Input for this task:
-------

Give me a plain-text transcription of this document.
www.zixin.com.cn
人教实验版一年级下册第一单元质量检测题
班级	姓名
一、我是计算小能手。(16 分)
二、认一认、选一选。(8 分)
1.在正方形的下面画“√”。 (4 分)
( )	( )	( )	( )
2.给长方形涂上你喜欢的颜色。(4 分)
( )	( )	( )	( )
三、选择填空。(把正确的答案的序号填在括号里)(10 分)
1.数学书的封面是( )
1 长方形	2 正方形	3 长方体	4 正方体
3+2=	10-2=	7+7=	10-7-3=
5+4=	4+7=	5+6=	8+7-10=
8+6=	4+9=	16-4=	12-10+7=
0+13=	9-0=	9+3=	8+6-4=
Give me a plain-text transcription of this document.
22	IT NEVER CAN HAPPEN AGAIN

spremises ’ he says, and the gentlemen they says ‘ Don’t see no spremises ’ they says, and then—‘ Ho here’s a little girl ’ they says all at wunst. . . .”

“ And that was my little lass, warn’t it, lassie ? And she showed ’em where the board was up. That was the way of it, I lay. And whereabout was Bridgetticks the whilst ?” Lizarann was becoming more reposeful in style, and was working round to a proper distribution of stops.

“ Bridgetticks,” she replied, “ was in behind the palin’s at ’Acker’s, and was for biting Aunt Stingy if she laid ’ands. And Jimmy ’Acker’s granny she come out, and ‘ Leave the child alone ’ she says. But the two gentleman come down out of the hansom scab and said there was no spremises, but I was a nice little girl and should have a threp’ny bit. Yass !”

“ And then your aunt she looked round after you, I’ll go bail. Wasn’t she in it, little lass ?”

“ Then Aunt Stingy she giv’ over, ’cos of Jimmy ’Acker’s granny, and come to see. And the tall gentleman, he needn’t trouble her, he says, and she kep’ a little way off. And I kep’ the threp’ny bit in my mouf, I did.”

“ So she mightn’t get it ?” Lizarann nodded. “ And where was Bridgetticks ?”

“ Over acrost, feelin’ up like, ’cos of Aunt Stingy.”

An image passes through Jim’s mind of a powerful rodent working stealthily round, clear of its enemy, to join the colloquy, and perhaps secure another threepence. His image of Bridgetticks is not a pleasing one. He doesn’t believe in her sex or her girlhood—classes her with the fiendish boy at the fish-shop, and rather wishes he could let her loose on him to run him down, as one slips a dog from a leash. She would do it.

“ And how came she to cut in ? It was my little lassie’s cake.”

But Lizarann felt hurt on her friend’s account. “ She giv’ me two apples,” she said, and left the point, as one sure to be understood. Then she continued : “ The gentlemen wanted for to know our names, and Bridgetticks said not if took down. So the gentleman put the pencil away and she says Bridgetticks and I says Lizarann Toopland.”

-------

Given request: Isolate the lines above that contain the word "little" and copy them.

Result:
spremises ’ he says, and the gentlemen they says ‘ Don’t see no spremises ’ they says, and then—‘ Ho here’s a little girl ’ they says all at wunst. . . .”
“ And that was my little lass, warn’t it, lassie ? And she showed ’em where the board was up. That was the way of it, I lay. And whereabout was Bridgetticks the whilst ?” Lizarann was becoming more reposeful in style, and was working round to a proper distribution of stops.
“ Bridgetticks,” she replied, “ was in behind the palin’s at ’Acker’s, and was for biting Aunt Stingy if she laid ’ands. And Jimmy ’Acker’s granny she come out, and ‘ Leave the child alone ’ she says. But the two gentleman come down out of the hansom scab and said there was no spremises, but I was a nice little girl and should have a threp’ny bit. Yass !”
“ And then your aunt she looked round after you, I’ll go bail. Wasn’t she in it, little lass ?”
“ Then Aunt Stingy she giv’ over, ’cos of Jimmy ’Acker’s granny, and come to see. And the tall gentleman, he needn’t trouble her, he says, and she kep’ a little way off. And I kep’ the threp’ny bit in my mouf, I did.”
“ And how came she to cut in ? It was my little lassie’s cake.”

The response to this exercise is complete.